[Exercise description]
Identify the lines that contain the string "total" and copy all of them.

—————

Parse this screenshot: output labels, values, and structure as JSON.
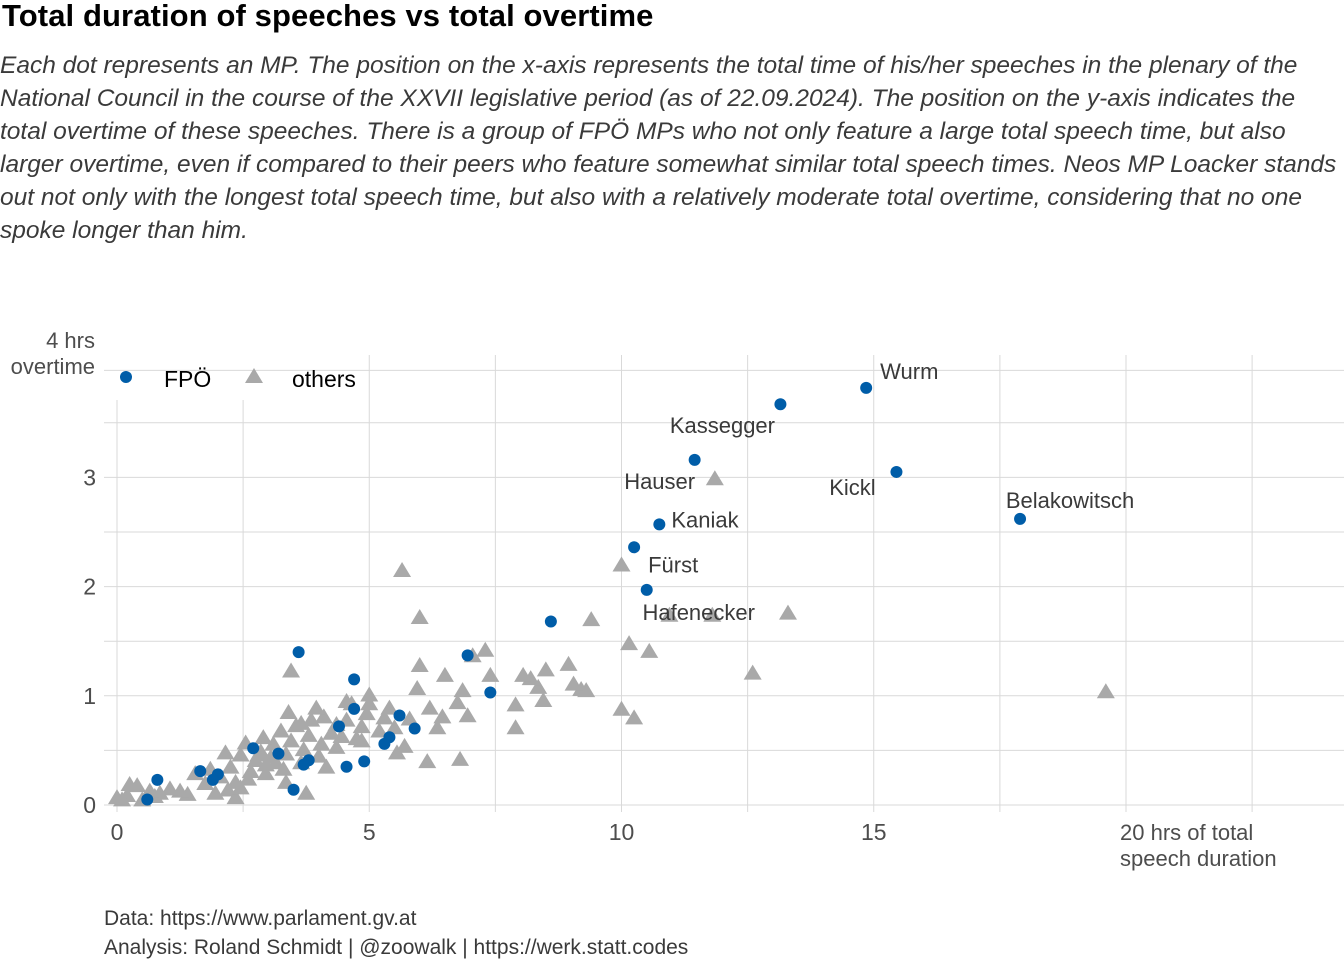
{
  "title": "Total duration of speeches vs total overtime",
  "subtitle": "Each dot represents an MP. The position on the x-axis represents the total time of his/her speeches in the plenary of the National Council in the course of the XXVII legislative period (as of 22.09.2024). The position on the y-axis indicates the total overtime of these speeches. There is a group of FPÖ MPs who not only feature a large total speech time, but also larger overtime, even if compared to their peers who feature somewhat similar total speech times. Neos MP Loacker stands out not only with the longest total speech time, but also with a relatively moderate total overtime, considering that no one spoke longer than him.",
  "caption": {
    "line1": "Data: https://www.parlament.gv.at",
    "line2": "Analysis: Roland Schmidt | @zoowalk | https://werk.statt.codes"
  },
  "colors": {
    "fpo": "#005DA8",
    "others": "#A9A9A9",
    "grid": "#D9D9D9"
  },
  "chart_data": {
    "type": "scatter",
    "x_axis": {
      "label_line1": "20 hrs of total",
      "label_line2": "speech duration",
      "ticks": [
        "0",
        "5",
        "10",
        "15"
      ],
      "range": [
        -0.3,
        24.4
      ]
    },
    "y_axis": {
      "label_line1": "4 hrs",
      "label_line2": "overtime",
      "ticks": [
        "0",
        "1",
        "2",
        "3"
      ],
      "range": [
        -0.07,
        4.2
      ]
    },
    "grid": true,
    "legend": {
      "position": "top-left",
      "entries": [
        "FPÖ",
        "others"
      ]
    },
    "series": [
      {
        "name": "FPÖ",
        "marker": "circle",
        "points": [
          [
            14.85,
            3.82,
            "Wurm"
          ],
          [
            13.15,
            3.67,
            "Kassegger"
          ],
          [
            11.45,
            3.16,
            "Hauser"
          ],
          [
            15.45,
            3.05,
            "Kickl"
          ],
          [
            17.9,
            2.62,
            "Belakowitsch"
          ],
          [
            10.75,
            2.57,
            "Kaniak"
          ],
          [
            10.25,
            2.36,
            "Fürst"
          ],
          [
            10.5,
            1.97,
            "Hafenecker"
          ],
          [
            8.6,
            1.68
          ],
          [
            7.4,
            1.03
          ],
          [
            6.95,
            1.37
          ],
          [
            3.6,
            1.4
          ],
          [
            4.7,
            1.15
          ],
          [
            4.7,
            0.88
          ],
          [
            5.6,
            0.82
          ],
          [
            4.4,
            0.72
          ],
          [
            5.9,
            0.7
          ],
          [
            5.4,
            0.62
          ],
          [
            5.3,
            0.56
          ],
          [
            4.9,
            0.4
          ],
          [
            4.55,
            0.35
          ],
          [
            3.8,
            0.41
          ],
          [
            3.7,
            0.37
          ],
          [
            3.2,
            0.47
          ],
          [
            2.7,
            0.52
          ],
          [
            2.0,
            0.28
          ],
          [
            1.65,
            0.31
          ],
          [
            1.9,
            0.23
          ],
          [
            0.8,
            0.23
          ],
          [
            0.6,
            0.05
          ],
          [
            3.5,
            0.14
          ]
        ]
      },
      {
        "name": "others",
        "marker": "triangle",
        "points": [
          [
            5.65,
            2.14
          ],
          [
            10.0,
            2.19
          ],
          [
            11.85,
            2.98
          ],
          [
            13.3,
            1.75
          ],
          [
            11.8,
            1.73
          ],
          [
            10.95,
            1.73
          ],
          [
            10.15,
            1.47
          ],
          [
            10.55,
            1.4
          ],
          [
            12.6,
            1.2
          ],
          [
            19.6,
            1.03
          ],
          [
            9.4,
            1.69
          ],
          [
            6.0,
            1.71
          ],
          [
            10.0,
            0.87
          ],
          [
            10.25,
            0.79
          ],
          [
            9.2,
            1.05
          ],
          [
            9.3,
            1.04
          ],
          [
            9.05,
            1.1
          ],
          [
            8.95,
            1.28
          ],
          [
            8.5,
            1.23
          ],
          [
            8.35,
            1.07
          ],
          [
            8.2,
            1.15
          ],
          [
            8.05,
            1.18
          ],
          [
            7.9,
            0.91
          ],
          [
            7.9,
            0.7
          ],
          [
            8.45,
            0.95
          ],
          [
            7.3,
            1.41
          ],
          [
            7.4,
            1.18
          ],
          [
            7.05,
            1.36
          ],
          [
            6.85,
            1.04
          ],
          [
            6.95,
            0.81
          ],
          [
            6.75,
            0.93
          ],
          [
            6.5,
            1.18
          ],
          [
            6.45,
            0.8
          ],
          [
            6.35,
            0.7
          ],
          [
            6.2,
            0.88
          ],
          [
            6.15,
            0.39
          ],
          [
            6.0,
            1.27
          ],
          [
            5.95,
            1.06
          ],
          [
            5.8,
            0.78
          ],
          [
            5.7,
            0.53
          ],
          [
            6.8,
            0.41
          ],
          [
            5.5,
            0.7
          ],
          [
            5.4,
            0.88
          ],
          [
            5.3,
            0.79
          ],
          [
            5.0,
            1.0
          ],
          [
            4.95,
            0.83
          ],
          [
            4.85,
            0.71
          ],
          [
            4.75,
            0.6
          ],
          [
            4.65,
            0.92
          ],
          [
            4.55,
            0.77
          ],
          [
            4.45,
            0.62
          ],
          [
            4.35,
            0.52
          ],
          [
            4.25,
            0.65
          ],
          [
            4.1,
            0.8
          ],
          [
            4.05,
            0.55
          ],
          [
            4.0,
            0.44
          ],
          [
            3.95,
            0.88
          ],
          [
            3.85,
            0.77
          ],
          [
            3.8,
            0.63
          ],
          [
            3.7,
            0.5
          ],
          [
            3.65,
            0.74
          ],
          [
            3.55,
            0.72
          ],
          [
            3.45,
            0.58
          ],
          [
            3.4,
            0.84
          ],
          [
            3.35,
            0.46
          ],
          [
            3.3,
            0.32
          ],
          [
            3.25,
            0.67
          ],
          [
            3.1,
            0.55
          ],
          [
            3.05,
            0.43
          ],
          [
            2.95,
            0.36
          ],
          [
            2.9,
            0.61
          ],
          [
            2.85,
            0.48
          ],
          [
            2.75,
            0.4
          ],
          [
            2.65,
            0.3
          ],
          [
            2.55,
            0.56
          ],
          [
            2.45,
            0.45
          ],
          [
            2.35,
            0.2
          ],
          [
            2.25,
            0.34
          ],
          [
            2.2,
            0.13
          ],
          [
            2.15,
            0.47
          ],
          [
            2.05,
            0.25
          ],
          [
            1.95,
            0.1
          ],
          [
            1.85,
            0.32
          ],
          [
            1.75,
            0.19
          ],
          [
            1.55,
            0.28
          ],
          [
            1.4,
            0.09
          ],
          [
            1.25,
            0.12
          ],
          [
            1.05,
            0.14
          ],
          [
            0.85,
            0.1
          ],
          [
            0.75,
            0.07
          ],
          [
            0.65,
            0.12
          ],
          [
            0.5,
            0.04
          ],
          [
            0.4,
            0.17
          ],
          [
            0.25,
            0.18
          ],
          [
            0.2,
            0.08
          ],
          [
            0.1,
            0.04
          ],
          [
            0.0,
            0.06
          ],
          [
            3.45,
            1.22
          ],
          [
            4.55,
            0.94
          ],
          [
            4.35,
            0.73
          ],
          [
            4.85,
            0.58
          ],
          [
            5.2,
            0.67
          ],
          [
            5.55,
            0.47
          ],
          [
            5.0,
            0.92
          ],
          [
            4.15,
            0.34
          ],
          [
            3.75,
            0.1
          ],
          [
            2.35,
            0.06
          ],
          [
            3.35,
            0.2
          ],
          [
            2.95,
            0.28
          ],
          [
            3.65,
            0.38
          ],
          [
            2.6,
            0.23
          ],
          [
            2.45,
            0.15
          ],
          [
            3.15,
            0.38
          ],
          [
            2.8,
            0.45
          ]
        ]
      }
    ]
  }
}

—————

[Final answer]
  "title": "Total duration of speeches vs total overtime",
  "subtitle": "Each dot represents an MP. The position on the x-axis represents the total time of his/her speeches in the plenary of the National Council in the course of the XXVII legislative period (as of 22.09.2024). The position on the y-axis indicates the total overtime of these speeches. There is a group of FPÖ MPs who not only feature a large total speech time, but also larger overtime, even if compared to their peers who feature somewhat similar total speech times. Neos MP Loacker stands out not only with the longest total speech time, but also with a relatively moderate total overtime, considering that no one spoke longer than him.",
      "label_line1": "20 hrs of total",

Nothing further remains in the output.